---- Supplied material

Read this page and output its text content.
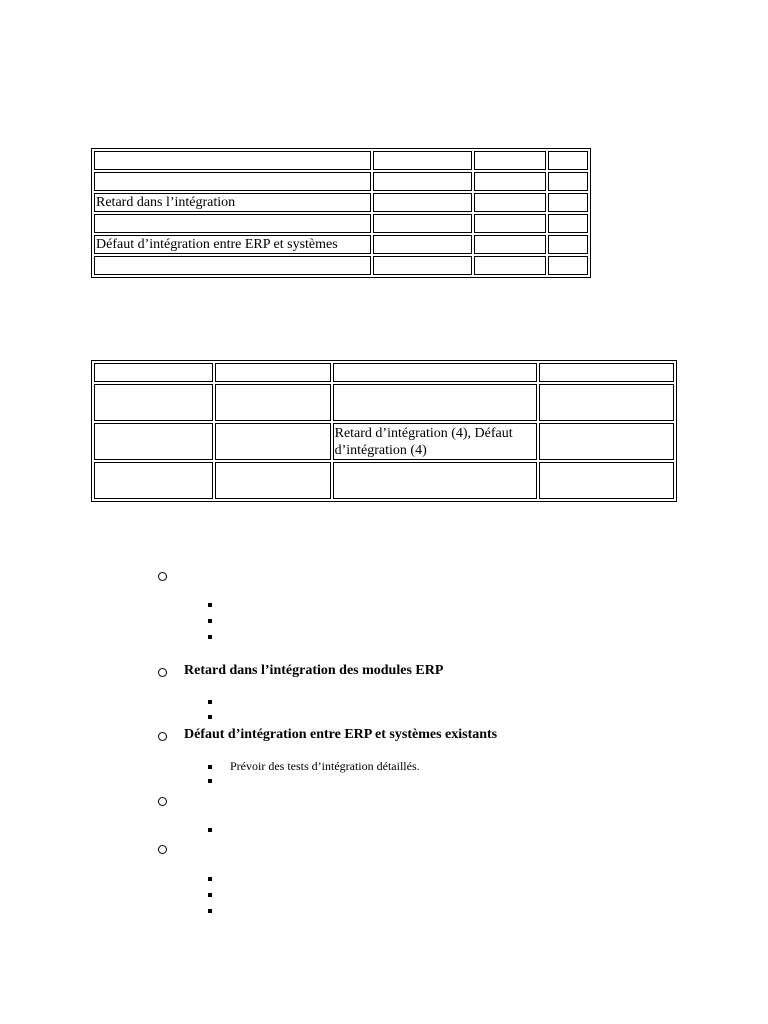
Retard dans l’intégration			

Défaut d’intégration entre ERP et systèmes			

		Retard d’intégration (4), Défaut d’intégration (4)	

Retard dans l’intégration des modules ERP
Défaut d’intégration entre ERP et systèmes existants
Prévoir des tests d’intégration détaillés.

--------
---- Supplied material

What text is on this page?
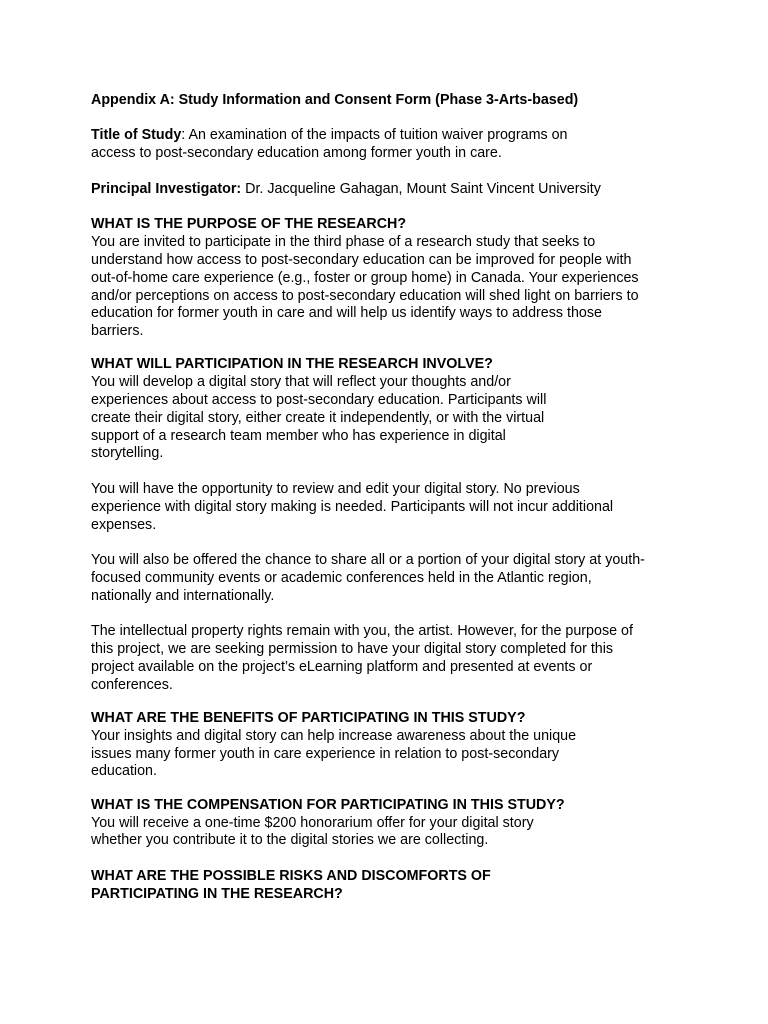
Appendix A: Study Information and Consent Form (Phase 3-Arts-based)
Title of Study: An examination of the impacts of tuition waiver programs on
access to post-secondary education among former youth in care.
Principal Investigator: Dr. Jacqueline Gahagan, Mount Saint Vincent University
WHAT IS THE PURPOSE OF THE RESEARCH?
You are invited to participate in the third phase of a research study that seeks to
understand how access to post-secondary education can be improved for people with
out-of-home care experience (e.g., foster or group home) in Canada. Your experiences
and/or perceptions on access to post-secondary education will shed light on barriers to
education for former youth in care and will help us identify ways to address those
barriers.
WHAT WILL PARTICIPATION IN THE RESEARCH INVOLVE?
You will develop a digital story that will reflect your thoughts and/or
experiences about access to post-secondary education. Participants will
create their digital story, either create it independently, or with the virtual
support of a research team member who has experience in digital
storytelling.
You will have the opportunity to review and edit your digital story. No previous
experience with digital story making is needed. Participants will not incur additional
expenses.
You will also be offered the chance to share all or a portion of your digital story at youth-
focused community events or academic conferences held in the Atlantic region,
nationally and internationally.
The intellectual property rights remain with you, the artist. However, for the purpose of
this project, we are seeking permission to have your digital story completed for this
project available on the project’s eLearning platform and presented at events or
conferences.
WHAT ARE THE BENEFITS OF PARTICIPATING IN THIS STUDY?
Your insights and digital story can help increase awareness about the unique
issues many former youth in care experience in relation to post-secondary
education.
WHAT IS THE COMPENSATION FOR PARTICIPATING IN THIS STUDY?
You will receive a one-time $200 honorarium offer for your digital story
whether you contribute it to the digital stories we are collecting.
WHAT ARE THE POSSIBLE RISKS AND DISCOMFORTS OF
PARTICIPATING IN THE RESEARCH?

--------
---- Supplied material

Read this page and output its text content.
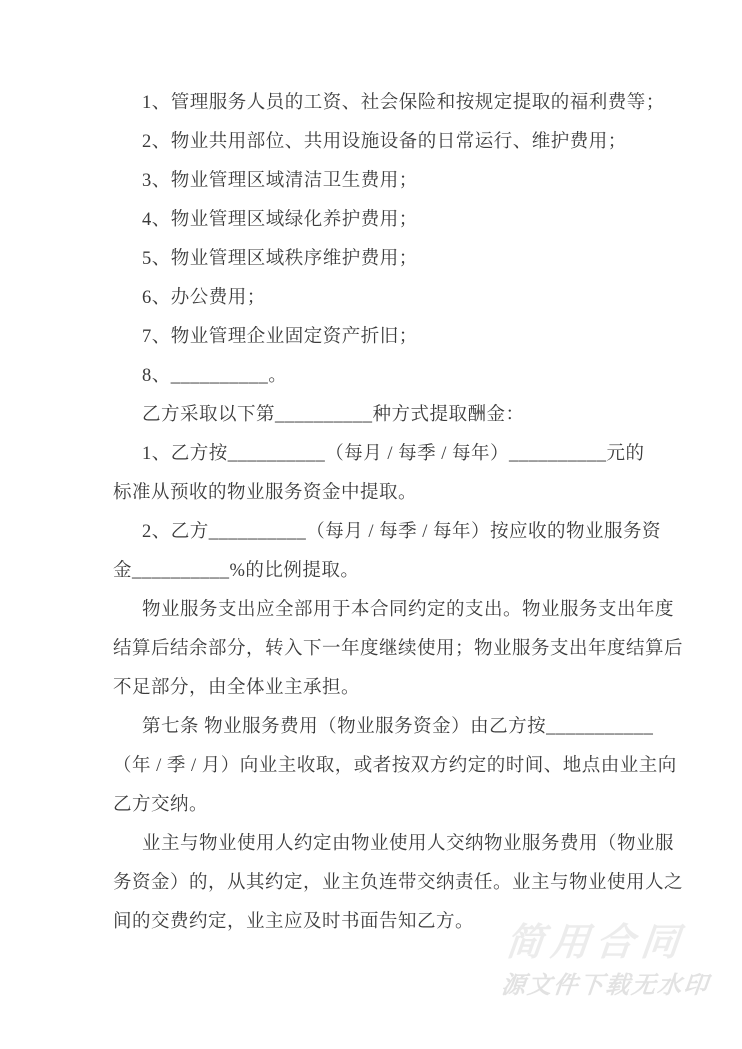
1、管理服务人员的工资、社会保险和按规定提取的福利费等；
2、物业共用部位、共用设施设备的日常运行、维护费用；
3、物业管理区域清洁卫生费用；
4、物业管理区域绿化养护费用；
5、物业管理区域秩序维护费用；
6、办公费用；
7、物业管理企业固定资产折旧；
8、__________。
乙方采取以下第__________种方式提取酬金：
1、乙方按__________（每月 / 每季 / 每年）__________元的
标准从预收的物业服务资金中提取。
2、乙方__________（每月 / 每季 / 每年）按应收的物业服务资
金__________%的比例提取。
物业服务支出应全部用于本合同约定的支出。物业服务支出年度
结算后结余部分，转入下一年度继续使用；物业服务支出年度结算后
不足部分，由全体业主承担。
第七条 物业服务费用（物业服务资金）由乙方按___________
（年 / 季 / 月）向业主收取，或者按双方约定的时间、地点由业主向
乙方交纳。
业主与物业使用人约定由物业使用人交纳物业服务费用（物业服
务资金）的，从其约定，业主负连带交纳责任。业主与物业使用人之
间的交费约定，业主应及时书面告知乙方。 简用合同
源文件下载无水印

--------

» **Given problem**:
Looking at the records above, work out how many lines include the word "with", then give that number by itself.

» **Written solution**:
4